(JOB): Reproduce the records that follow in full, excluding any picture they contain.

(DATA TO USE):
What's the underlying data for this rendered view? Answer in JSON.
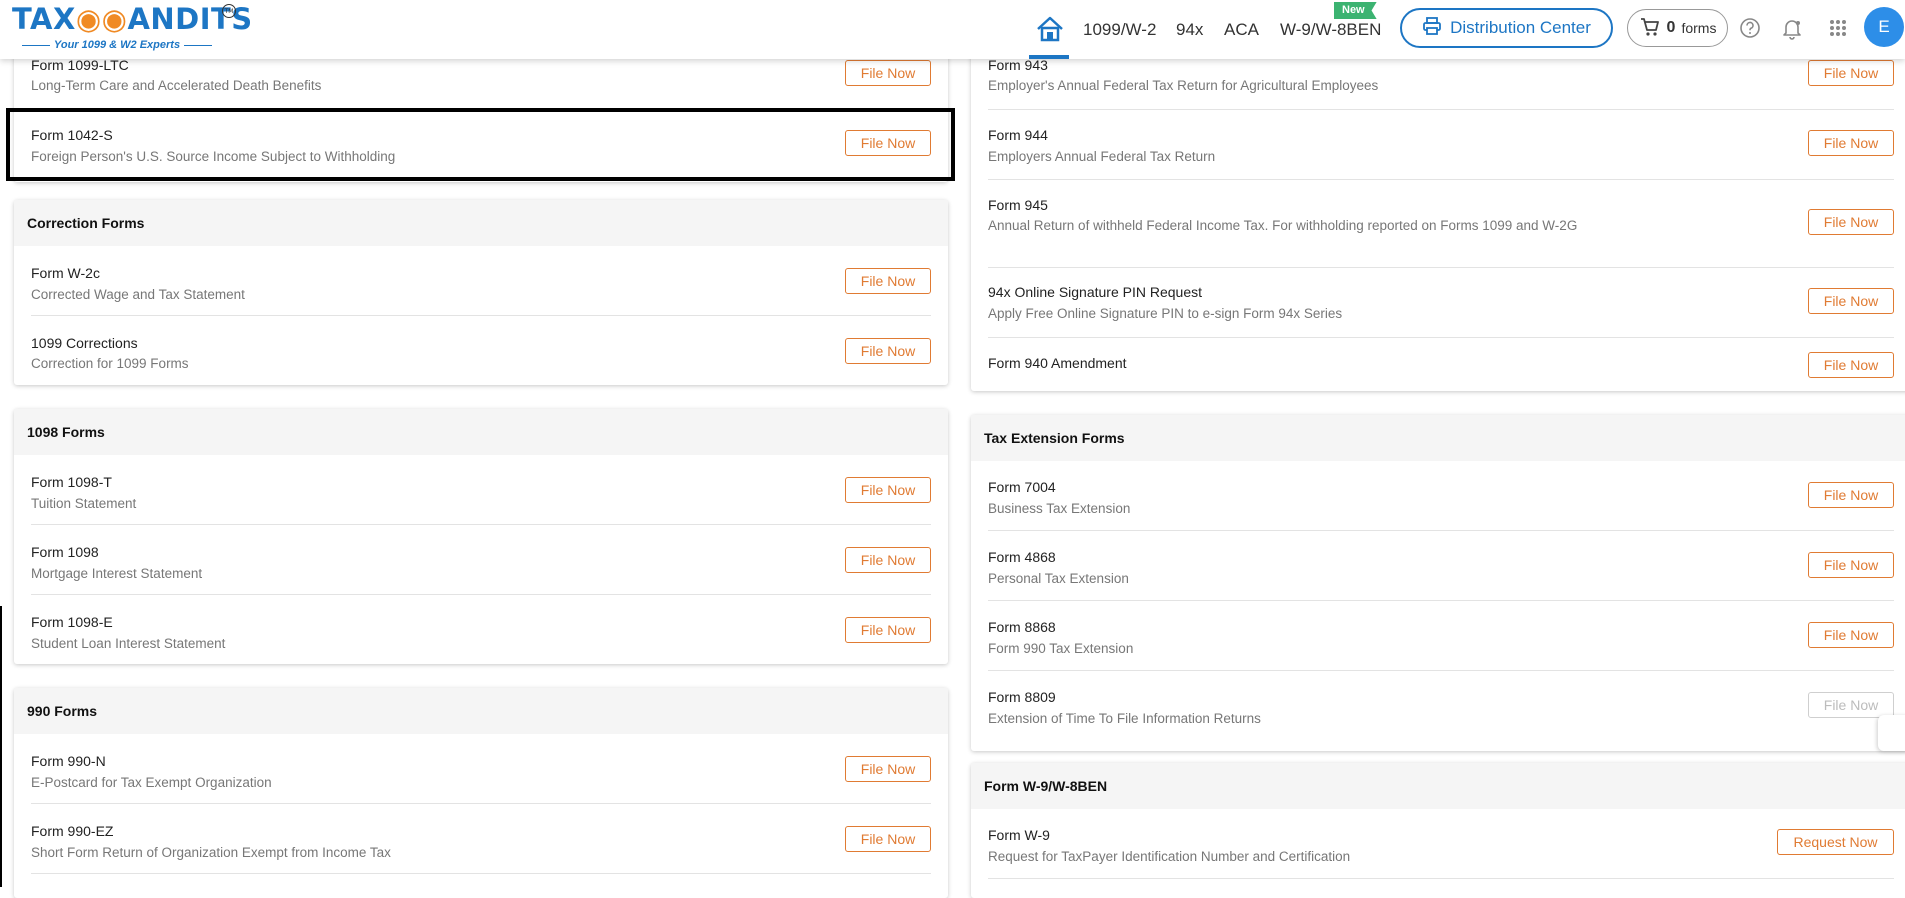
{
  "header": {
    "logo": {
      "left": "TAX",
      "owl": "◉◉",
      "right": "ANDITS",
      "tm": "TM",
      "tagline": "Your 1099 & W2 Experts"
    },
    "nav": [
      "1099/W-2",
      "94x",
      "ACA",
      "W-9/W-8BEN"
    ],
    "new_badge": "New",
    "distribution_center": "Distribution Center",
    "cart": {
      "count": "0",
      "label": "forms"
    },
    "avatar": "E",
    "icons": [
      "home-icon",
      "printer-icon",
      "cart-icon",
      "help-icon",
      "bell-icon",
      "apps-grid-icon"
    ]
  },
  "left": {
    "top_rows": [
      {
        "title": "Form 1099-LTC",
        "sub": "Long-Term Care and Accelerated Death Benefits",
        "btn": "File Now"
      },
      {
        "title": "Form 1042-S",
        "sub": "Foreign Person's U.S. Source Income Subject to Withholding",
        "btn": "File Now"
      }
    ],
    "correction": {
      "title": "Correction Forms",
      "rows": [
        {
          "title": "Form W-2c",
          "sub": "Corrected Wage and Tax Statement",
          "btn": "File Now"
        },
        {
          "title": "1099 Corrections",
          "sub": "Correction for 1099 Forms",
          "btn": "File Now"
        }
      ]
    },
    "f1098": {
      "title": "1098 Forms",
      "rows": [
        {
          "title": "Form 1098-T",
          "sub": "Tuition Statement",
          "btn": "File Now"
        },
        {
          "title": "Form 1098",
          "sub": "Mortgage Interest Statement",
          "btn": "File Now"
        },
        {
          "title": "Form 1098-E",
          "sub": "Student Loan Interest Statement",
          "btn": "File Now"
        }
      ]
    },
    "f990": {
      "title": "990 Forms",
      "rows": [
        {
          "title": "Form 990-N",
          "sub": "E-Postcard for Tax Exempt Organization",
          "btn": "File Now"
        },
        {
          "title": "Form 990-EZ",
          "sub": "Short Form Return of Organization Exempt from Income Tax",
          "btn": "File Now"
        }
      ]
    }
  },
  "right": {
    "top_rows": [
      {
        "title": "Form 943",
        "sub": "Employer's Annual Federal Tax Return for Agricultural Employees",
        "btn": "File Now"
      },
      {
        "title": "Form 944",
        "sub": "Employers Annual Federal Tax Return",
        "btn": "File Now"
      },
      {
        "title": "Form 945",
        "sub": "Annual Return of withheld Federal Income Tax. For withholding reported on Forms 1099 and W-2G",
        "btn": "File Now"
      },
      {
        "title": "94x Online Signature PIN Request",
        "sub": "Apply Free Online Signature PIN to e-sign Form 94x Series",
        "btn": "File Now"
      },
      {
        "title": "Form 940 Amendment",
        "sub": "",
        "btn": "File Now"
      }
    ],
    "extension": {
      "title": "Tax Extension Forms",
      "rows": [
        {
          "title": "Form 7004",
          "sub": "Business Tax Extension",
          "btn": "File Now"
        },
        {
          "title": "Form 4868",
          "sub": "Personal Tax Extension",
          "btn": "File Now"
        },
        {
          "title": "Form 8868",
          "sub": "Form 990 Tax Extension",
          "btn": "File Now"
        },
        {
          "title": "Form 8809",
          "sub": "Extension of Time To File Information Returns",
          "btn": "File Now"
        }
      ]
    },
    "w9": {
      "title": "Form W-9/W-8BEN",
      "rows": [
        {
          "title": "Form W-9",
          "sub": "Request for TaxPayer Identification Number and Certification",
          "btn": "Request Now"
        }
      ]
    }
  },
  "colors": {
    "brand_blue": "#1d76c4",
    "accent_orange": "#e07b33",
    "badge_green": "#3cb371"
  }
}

(EXERCISE ANSWER):
What's the underlying data for this rendered view? Answer in JSON.
{
  "header": {
    "logo": {
      "left": "TAX",
      "owl": "◉◉",
      "right": "ANDITS",
      "tm": "TM",
      "tagline": "Your 1099 & W2 Experts"
    },
    "nav": [
      "1099/W-2",
      "94x",
      "ACA",
      "W-9/W-8BEN"
    ],
    "new_badge": "New",
    "distribution_center": "Distribution Center",
    "cart": {
      "count": "0",
      "label": "forms"
    },
    "avatar": "E",
    "icons": [
      "home-icon",
      "printer-icon",
      "cart-icon",
      "help-icon",
      "bell-icon",
      "apps-grid-icon"
    ]
  },
  "left": {
    "top_rows": [
      {
        "title": "Form 1099-LTC",
        "sub": "Long-Term Care and Accelerated Death Benefits",
        "btn": "File Now"
      },
      {
        "title": "Form 1042-S",
        "sub": "Foreign Person's U.S. Source Income Subject to Withholding",
        "btn": "File Now"
      }
    ],
    "correction": {
      "title": "Correction Forms",
      "rows": [
        {
          "title": "Form W-2c",
          "sub": "Corrected Wage and Tax Statement",
          "btn": "File Now"
        },
        {
          "title": "1099 Corrections",
          "sub": "Correction for 1099 Forms",
          "btn": "File Now"
        }
      ]
    },
    "f1098": {
      "title": "1098 Forms",
      "rows": [
        {
          "title": "Form 1098-T",
          "sub": "Tuition Statement",
          "btn": "File Now"
        },
        {
          "title": "Form 1098",
          "sub": "Mortgage Interest Statement",
          "btn": "File Now"
        },
        {
          "title": "Form 1098-E",
          "sub": "Student Loan Interest Statement",
          "btn": "File Now"
        }
      ]
    },
    "f990": {
      "title": "990 Forms",
      "rows": [
        {
          "title": "Form 990-N",
          "sub": "E-Postcard for Tax Exempt Organization",
          "btn": "File Now"
        },
        {
          "title": "Form 990-EZ",
          "sub": "Short Form Return of Organization Exempt from Income Tax",
          "btn": "File Now"
        }
      ]
    }
  },
  "right": {
    "top_rows": [
      {
        "title": "Form 943",
        "sub": "Employer's Annual Federal Tax Return for Agricultural Employees",
        "btn": "File Now"
      },
      {
        "title": "Form 944",
        "sub": "Employers Annual Federal Tax Return",
        "btn": "File Now"
      },
      {
        "title": "Form 945",
        "sub": "Annual Return of withheld Federal Income Tax. For withholding reported on Forms 1099 and W-2G",
        "btn": "File Now"
      },
      {
        "title": "94x Online Signature PIN Request",
        "sub": "Apply Free Online Signature PIN to e-sign Form 94x Series",
        "btn": "File Now"
      },
      {
        "title": "Form 940 Amendment",
        "sub": "",
        "btn": "File Now"
      }
    ],
    "extension": {
      "title": "Tax Extension Forms",
      "rows": [
        {
          "title": "Form 7004",
          "sub": "Business Tax Extension",
          "btn": "File Now"
        },
        {
          "title": "Form 4868",
          "sub": "Personal Tax Extension",
          "btn": "File Now"
        },
        {
          "title": "Form 8868",
          "sub": "Form 990 Tax Extension",
          "btn": "File Now"
        },
        {
          "title": "Form 8809",
          "sub": "Extension of Time To File Information Returns",
          "btn": "File Now"
        }
      ]
    },
    "w9": {
      "title": "Form W-9/W-8BEN",
      "rows": [
        {
          "title": "Form W-9",
          "sub": "Request for TaxPayer Identification Number and Certification",
          "btn": "Request Now"
        }
      ]
    }
  },
  "colors": {
    "brand_blue": "#1d76c4",
    "accent_orange": "#e07b33",
    "badge_green": "#3cb371"
  }
}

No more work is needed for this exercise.